Data shown =
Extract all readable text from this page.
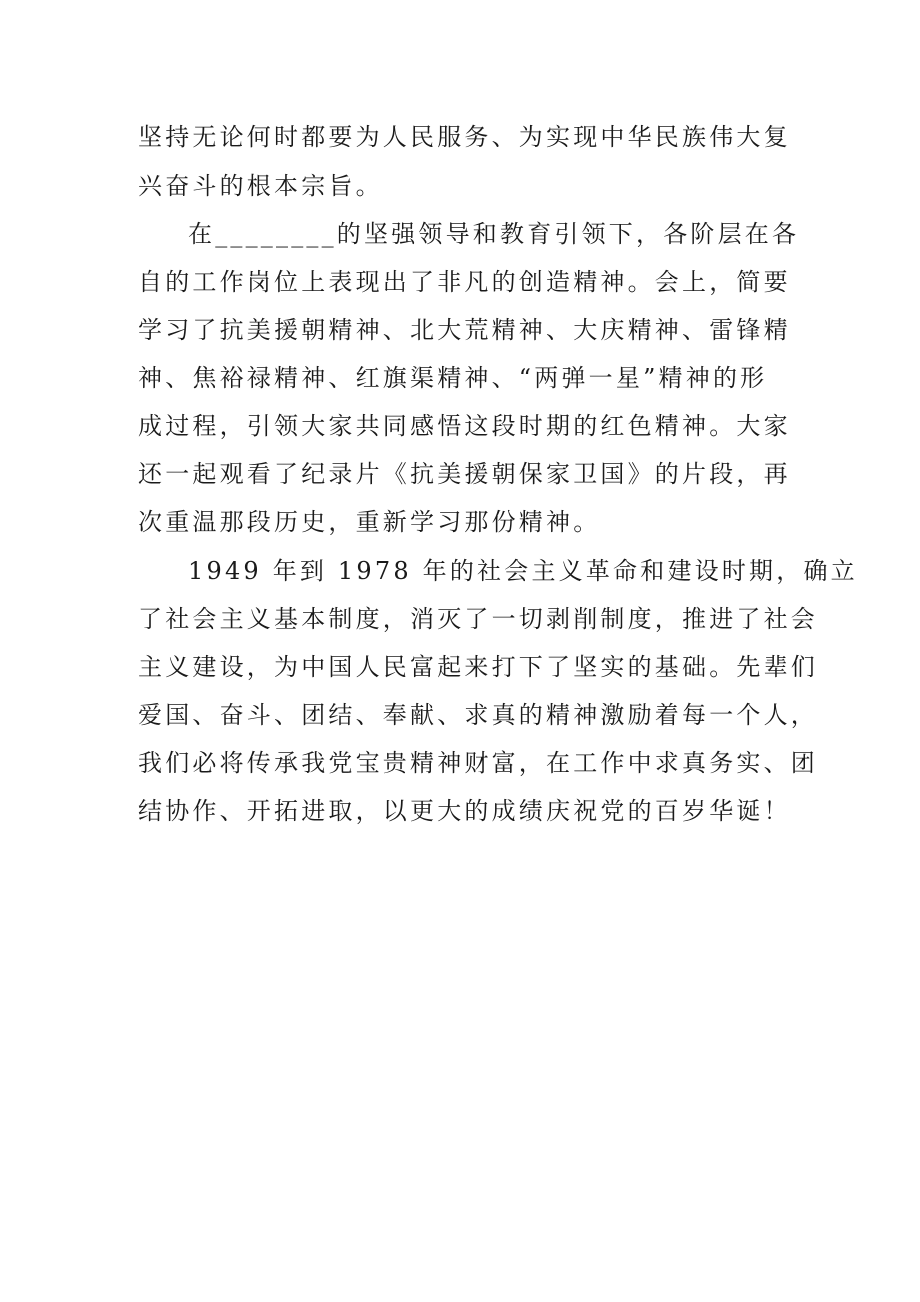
坚持无论何时都要为人民服务、为实现中华民族伟大复
兴奋斗的根本宗旨。
在________的坚强领导和教育引领下，各阶层在各
自的工作岗位上表现出了非凡的创造精神。会上，简要
学习了抗美援朝精神、北大荒精神、大庆精神、雷锋精
神、焦裕禄精神、红旗渠精神、“两弹一星”精神的形
成过程，引领大家共同感悟这段时期的红色精神。大家
还一起观看了纪录片《抗美援朝保家卫国》的片段，再
次重温那段历史，重新学习那份精神。
1949 年到 1978 年的社会主义革命和建设时期，确立
了社会主义基本制度，消灭了一切剥削制度，推进了社会
主义建设，为中国人民富起来打下了坚实的基础。先辈们
爱国、奋斗、团结、奉献、求真的精神激励着每一个人，
我们必将传承我党宝贵精神财富，在工作中求真务实、团
结协作、开拓进取，以更大的成绩庆祝党的百岁华诞！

Exercise task =
The records above must be transcribed exactly. Pictures are left out of the copy.

Right answer =
Extract all readable text from this page.
坚持无论何时都要为人民服务、为实现中华民族伟大复
兴奋斗的根本宗旨。
在________的坚强领导和教育引领下，各阶层在各
自的工作岗位上表现出了非凡的创造精神。会上，简要
学习了抗美援朝精神、北大荒精神、大庆精神、雷锋精
神、焦裕禄精神、红旗渠精神、“两弹一星”精神的形
成过程，引领大家共同感悟这段时期的红色精神。大家
还一起观看了纪录片《抗美援朝保家卫国》的片段，再
次重温那段历史，重新学习那份精神。
1949 年到 1978 年的社会主义革命和建设时期，确立
了社会主义基本制度，消灭了一切剥削制度，推进了社会
主义建设，为中国人民富起来打下了坚实的基础。先辈们
爱国、奋斗、团结、奉献、求真的精神激励着每一个人，
我们必将传承我党宝贵精神财富，在工作中求真务实、团
结协作、开拓进取，以更大的成绩庆祝党的百岁华诞！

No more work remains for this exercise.